▶ **The records**
- - - - -

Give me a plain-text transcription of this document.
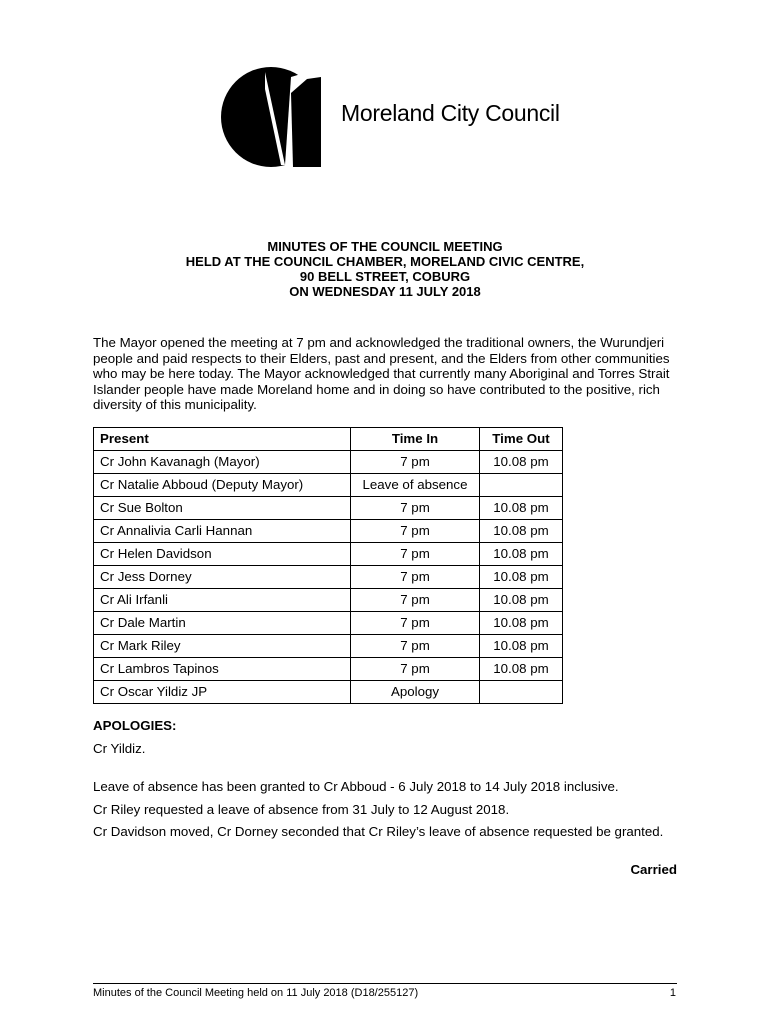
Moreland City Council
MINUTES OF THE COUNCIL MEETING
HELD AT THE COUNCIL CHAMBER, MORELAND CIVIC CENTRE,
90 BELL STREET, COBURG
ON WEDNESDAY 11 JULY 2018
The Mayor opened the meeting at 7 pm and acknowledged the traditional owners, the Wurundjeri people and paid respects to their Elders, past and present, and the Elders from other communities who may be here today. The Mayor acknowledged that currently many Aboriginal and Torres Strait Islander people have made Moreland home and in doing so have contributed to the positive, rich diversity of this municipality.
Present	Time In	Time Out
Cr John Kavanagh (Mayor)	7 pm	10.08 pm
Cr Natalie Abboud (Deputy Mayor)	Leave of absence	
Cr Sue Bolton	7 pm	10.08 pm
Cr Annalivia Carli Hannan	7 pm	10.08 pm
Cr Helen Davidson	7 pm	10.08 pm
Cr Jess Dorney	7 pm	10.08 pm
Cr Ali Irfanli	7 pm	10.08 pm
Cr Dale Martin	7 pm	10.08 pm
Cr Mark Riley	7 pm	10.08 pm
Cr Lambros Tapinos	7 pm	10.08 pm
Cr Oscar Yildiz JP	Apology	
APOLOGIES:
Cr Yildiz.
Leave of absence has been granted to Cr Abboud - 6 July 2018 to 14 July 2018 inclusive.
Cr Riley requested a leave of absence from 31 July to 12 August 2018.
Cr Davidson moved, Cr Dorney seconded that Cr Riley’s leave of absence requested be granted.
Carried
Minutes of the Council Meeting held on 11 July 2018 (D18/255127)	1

- - - - -

▶ **Set problem**
Except for the pictures, reproduce every line exactly.

▶ **Solution to this exercise**
Give me a plain-text transcription of this document.
Moreland City Council
MINUTES OF THE COUNCIL MEETING
HELD AT THE COUNCIL CHAMBER, MORELAND CIVIC CENTRE,
90 BELL STREET, COBURG
ON WEDNESDAY 11 JULY 2018
The Mayor opened the meeting at 7 pm and acknowledged the traditional owners, the Wurundjeri people and paid respects to their Elders, past and present, and the Elders from other communities who may be here today. The Mayor acknowledged that currently many Aboriginal and Torres Strait Islander people have made Moreland home and in doing so have contributed to the positive, rich diversity of this municipality.
Present	Time In	Time Out
Cr John Kavanagh (Mayor)	7 pm	10.08 pm
Cr Natalie Abboud (Deputy Mayor)	Leave of absence	
Cr Sue Bolton	7 pm	10.08 pm
Cr Annalivia Carli Hannan	7 pm	10.08 pm
Cr Helen Davidson	7 pm	10.08 pm
Cr Jess Dorney	7 pm	10.08 pm
Cr Ali Irfanli	7 pm	10.08 pm
Cr Dale Martin	7 pm	10.08 pm
Cr Mark Riley	7 pm	10.08 pm
Cr Lambros Tapinos	7 pm	10.08 pm
Cr Oscar Yildiz JP	Apology	
APOLOGIES:
Cr Yildiz.
Leave of absence has been granted to Cr Abboud - 6 July 2018 to 14 July 2018 inclusive.
Cr Riley requested a leave of absence from 31 July to 12 August 2018.
Cr Davidson moved, Cr Dorney seconded that Cr Riley’s leave of absence requested be granted.
Carried
Minutes of the Council Meeting held on 11 July 2018 (D18/255127)	1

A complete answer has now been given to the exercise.